Find the word "нагрузка" in the data. Return every line where it appears.

>> start EXERCISE DATA

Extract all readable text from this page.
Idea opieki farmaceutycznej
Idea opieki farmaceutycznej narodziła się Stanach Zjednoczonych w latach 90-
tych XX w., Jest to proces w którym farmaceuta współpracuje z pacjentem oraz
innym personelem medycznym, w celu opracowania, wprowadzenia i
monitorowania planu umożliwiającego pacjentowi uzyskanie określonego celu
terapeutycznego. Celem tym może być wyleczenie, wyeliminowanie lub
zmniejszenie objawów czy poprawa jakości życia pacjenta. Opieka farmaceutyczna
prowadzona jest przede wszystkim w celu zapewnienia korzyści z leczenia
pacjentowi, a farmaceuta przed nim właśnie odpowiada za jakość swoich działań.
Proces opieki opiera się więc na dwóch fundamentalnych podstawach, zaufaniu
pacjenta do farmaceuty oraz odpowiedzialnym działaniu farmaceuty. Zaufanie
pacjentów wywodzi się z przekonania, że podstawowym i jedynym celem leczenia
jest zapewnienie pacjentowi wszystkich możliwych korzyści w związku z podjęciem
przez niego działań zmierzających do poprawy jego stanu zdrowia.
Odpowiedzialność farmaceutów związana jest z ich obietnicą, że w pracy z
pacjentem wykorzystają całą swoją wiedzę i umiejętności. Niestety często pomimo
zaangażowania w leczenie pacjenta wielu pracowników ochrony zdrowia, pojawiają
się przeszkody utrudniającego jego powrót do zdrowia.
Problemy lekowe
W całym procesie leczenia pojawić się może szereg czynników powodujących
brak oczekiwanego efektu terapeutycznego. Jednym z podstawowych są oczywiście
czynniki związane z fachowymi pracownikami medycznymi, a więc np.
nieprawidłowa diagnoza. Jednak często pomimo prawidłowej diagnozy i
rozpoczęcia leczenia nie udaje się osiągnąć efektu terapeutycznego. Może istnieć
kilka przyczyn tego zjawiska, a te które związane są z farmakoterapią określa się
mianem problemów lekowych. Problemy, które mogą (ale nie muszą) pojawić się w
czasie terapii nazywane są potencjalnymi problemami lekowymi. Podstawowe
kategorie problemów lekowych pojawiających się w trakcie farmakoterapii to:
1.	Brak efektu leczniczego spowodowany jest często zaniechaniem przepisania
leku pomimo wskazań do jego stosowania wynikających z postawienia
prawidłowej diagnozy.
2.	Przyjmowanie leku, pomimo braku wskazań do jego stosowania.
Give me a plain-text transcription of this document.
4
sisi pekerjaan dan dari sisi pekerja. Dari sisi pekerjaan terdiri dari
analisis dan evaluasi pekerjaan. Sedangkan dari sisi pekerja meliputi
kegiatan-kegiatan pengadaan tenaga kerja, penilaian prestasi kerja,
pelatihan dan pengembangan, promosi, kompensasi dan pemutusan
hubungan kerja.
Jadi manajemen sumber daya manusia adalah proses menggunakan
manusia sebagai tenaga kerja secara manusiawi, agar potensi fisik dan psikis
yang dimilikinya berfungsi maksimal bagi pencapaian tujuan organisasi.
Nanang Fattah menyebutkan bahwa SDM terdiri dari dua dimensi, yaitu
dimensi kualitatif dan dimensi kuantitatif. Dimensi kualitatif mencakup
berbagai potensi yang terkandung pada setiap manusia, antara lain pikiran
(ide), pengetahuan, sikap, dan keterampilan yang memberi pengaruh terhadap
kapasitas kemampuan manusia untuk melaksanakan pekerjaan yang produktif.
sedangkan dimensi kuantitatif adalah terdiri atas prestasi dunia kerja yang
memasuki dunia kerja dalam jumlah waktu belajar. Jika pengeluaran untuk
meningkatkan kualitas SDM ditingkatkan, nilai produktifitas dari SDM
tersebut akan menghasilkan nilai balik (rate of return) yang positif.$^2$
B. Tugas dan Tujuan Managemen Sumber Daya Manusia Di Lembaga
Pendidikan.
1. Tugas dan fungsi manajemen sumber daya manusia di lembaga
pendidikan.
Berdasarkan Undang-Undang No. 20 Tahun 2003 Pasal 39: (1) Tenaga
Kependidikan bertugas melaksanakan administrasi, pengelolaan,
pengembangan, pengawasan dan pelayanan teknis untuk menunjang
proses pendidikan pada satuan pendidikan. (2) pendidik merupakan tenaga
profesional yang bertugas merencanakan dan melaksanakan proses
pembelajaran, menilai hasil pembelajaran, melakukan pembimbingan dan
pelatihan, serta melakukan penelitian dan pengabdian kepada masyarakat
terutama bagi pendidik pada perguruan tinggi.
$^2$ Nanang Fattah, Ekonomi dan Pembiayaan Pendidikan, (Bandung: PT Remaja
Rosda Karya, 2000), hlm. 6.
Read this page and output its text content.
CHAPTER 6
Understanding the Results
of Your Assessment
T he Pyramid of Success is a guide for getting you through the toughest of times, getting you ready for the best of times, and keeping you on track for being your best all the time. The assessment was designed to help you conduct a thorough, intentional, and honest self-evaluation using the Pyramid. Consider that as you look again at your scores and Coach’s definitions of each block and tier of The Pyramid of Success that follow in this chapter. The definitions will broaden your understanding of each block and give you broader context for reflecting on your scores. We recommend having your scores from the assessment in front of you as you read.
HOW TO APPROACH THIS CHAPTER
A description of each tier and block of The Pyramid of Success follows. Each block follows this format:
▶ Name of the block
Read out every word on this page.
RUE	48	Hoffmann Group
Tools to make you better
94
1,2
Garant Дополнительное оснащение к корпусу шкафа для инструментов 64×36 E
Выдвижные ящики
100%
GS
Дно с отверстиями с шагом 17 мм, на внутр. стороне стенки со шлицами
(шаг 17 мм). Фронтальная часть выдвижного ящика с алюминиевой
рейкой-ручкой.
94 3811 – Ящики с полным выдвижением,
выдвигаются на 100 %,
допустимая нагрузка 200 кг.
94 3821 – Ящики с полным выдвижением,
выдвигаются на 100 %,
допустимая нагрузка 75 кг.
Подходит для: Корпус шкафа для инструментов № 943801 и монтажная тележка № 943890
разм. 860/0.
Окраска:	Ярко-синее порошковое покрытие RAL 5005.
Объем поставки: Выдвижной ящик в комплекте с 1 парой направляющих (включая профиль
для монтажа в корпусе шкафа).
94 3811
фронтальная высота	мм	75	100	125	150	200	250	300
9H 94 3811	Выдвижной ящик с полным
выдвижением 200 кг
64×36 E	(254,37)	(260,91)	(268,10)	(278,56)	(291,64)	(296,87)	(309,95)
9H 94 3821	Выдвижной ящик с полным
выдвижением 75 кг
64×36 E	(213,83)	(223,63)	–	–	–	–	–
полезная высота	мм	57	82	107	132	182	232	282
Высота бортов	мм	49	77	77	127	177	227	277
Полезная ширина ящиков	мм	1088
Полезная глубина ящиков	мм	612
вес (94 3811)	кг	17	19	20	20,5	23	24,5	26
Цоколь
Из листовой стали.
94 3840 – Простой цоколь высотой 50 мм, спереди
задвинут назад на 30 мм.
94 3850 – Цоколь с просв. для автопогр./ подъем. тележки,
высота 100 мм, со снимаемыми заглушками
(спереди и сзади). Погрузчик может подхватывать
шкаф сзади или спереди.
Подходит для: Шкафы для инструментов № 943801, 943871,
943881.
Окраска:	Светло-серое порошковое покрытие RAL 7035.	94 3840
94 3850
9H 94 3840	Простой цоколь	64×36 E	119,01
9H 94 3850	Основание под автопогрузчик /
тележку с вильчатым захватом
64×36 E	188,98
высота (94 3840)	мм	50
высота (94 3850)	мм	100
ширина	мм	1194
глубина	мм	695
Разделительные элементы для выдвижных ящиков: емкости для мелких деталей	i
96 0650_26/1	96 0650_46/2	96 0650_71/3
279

>> end EXERCISE DATA

[RESPONSE FOR THIS EXERCISE]:
допустимая нагрузка 200 кг.
допустимая нагрузка 75 кг.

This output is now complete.